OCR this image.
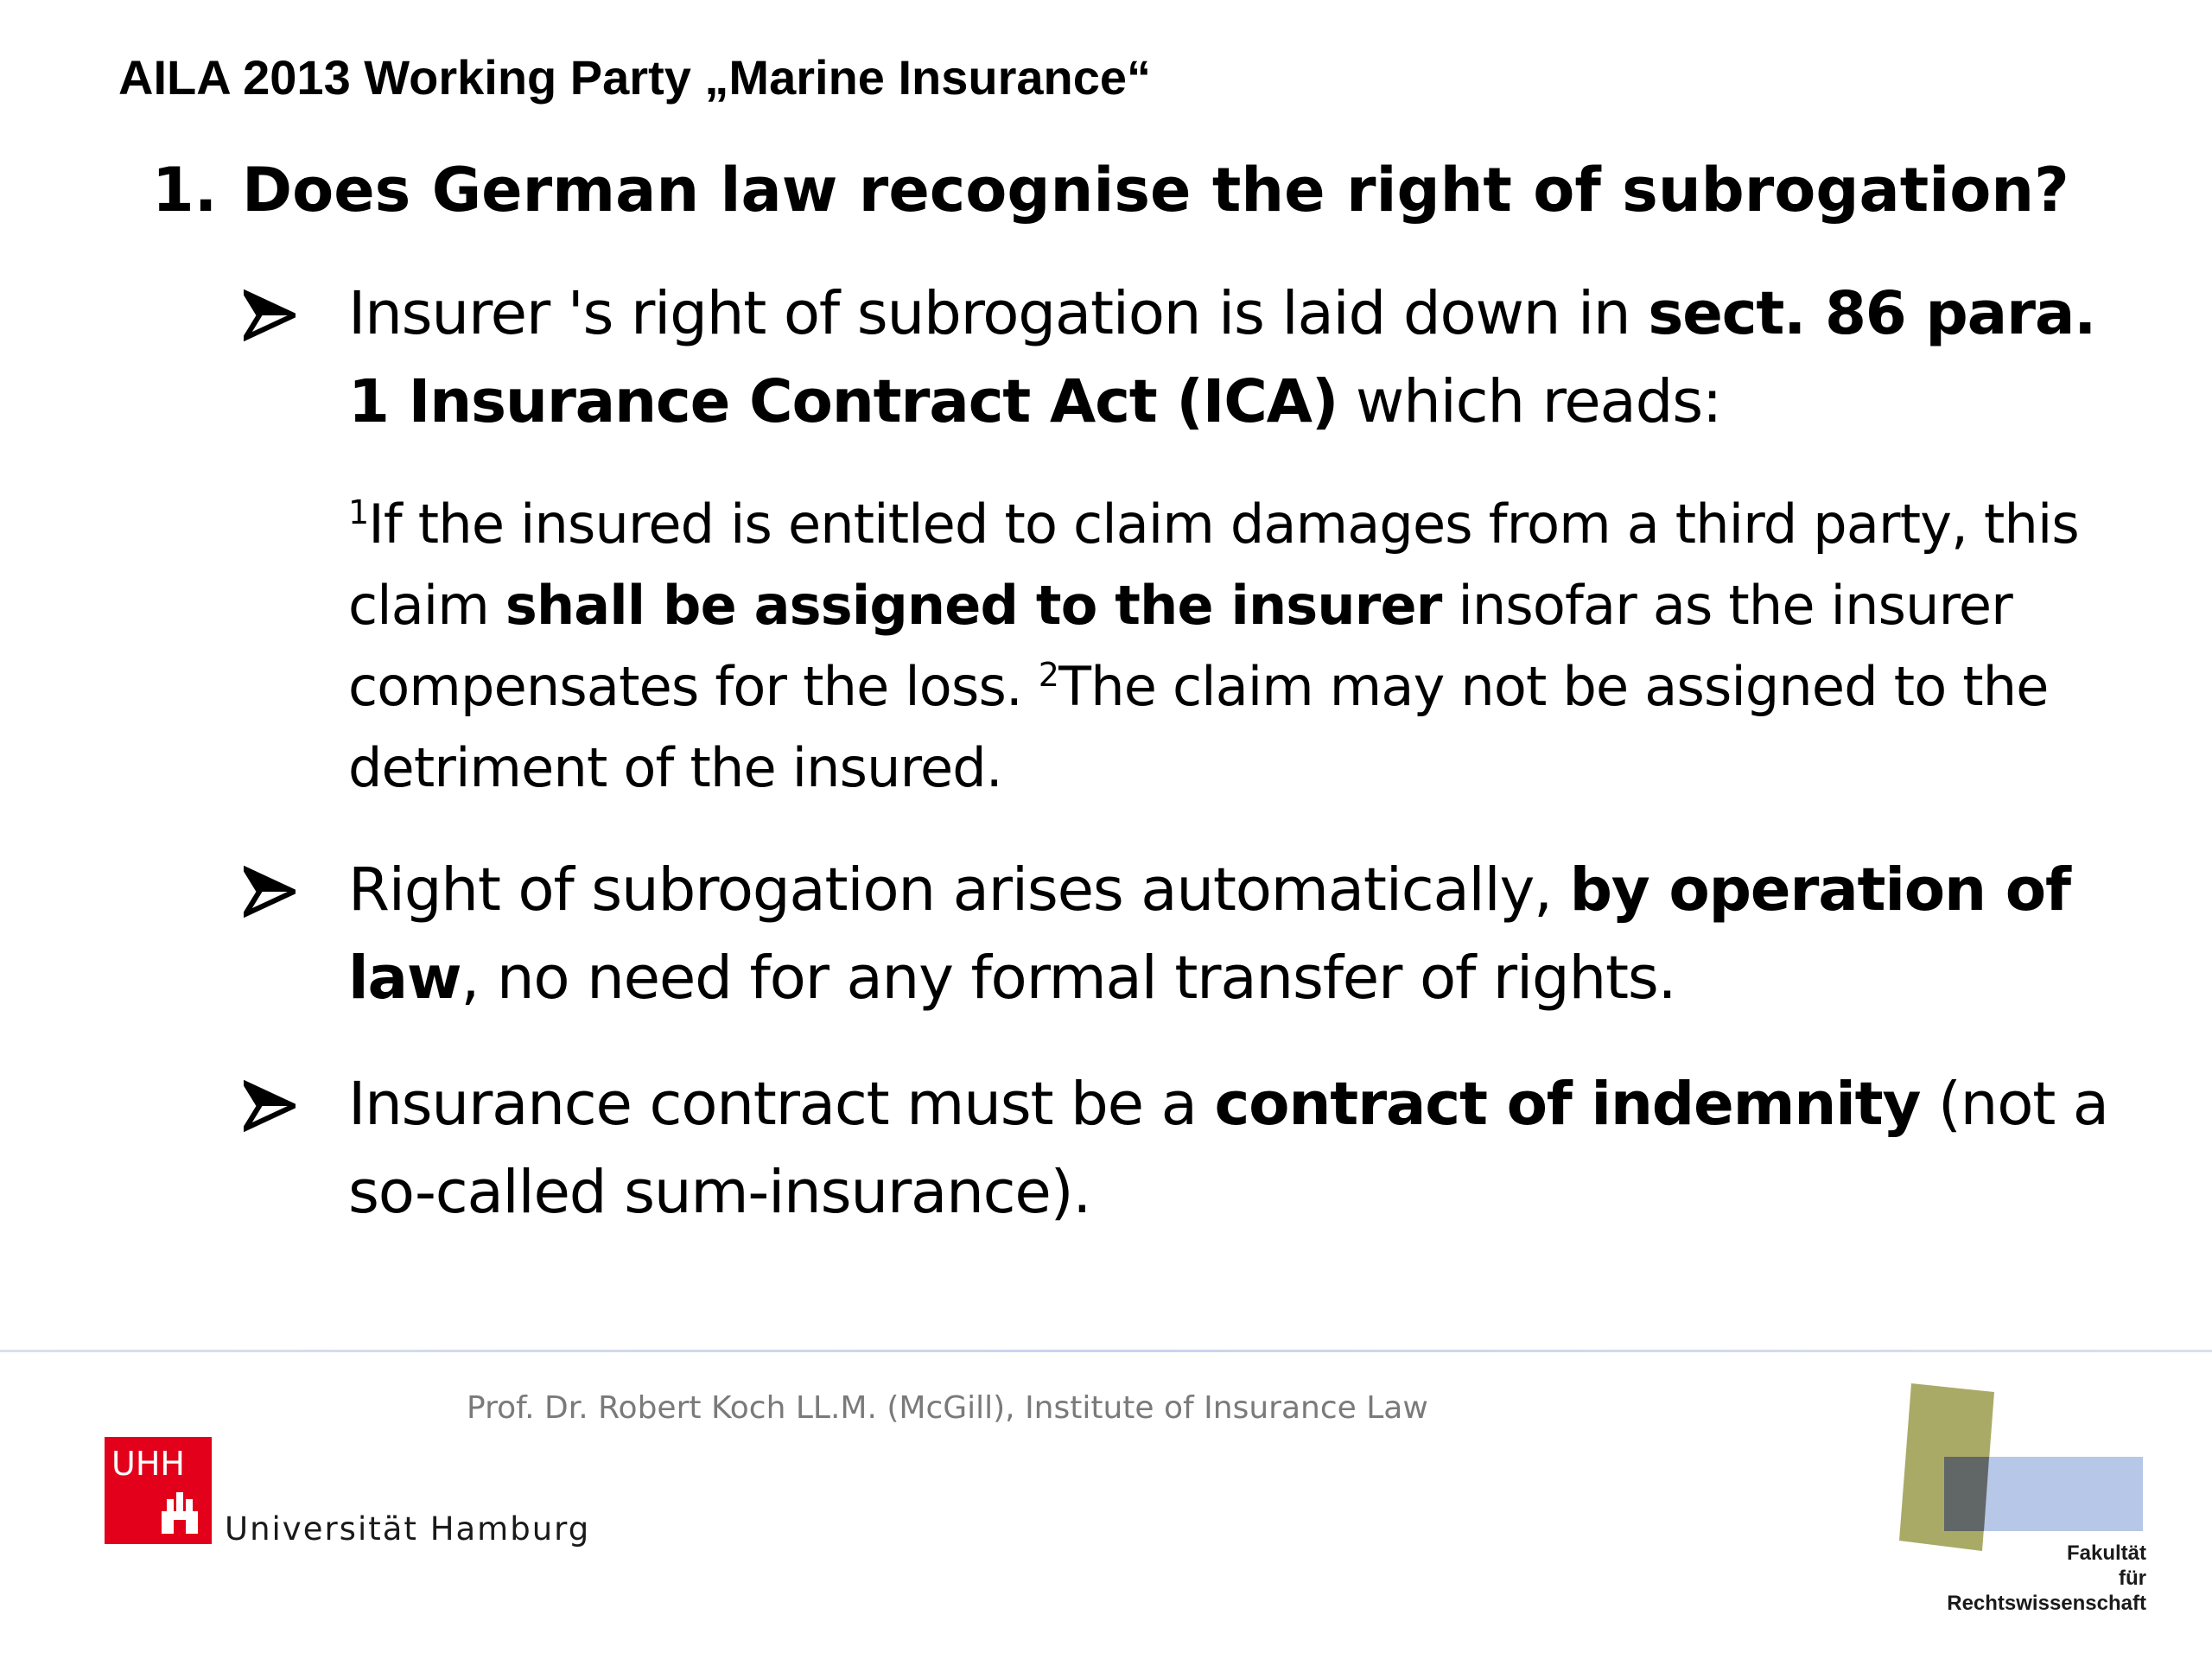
AILA 2013 Working Party „Marine Insurance“
1. Does German law recognise the right of subrogation?
Insurer 's right of subrogation is laid down in sect. 86 para. 1 Insurance Contract Act (ICA) which reads:
$^1$If the insured is entitled to claim damages from a third party, this claim shall be assigned to the insurer insofar as the insurer compensates for the loss. $^2$The claim may not be assigned to the detriment of the insured.
Right of subrogation arises automatically, by operation of law, no need for any formal transfer of rights.
Insurance contract must be a contract of indemnity (not a so-called sum-insurance).
Prof. Dr. Robert Koch LL.M. (McGill), Institute of Insurance Law
UHH
Universität Hamburg
Fakultät
für
Rechtswissenschaft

PROBLEM DESCRIPTION = Transcribe the listing in full and omit the pictures.

OUTPUT FOR THIS TASK =
OCR this image.
AILA 2013 Working Party „Marine Insurance“
1. Does German law recognise the right of subrogation?
Insurer 's right of subrogation is laid down in sect. 86 para. 1 Insurance Contract Act (ICA) which reads:
$^1$If the insured is entitled to claim damages from a third party, this claim shall be assigned to the insurer insofar as the insurer compensates for the loss. $^2$The claim may not be assigned to the detriment of the insured.
Right of subrogation arises automatically, by operation of law, no need for any formal transfer of rights.
Insurance contract must be a contract of indemnity (not a so-called sum-insurance).
Prof. Dr. Robert Koch LL.M. (McGill), Institute of Insurance Law
UHH
Universität Hamburg
Fakultät
für
Rechtswissenschaft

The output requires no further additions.